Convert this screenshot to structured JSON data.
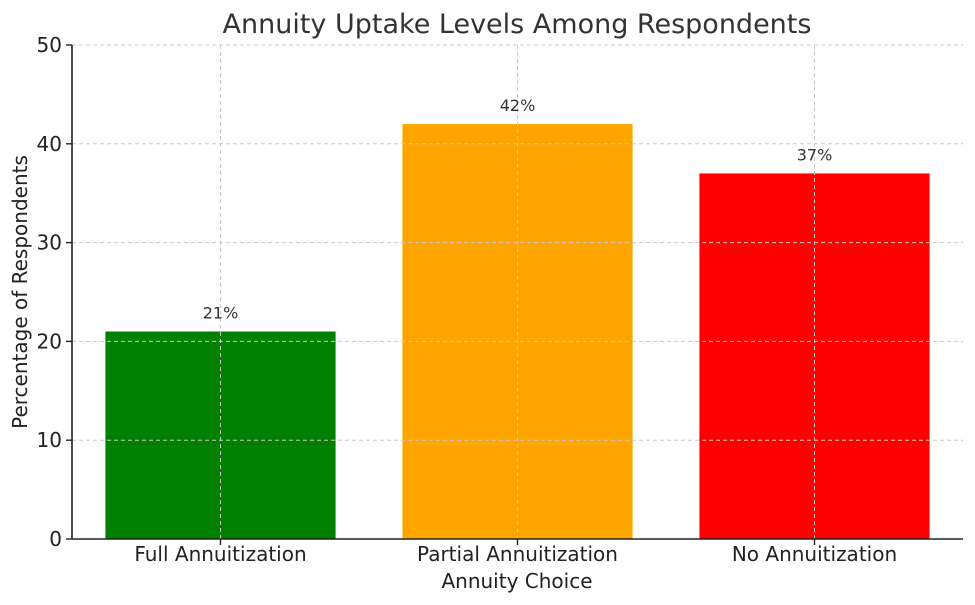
{
  "chart_data": {
    "type": "bar",
    "title": "Annuity Uptake Levels Among Respondents",
    "xlabel": "Annuity Choice",
    "ylabel": "Percentage of Respondents",
    "categories": [
      "Full Annuitization",
      "Partial Annuitization",
      "No Annuitization"
    ],
    "values": [
      21,
      42,
      37
    ],
    "data_labels": [
      "21%",
      "42%",
      "37%"
    ],
    "colors": [
      "#008000",
      "#FFA500",
      "#FF0000"
    ],
    "ylim": [
      0,
      50
    ],
    "yticks": [
      0,
      10,
      20,
      30,
      40,
      50
    ],
    "grid": true
  }
}
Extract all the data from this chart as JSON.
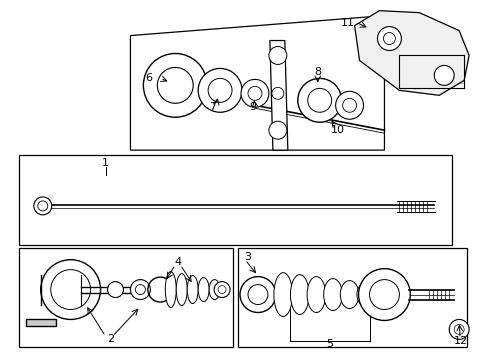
{
  "bg_color": "#ffffff",
  "line_color": "#000000",
  "fig_width": 4.89,
  "fig_height": 3.6,
  "dpi": 100
}
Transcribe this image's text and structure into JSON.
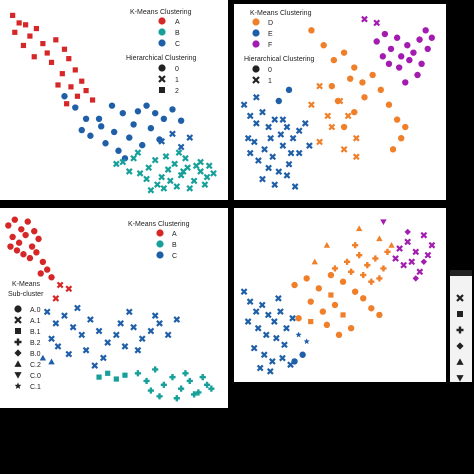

※

◆ **Given exercise**
What is needed is an exact reproduction of the data, pictures excluded.

◆ **Written reply**
Convert this screenshot to structured JSON data.
{
  "chart_data": {
    "type": "bar",
    "title": "Annuity Uptake Levels Among Respondents",
    "xlabel": "Annuity Choice",
    "ylabel": "Percentage of Respondents",
    "categories": [
      "Full Annuitization",
      "Partial Annuitization",
      "No Annuitization"
    ],
    "values": [
      21,
      42,
      37
    ],
    "data_labels": [
      "21%",
      "42%",
      "37%"
    ],
    "colors": [
      "#008000",
      "#FFA500",
      "#FF0000"
    ],
    "ylim": [
      0,
      50
    ],
    "yticks": [
      0,
      10,
      20,
      30,
      40,
      50
    ],
    "grid": true
  }
}
Extract all the data from this chart as JSON.
{
  "bg_color": "#ffffff",
  "line_color": "#000000",
  "fig_width": 4.89,
  "fig_height": 3.6,
  "dpi": 100
}
Transcribe this image's text and structure into JSON.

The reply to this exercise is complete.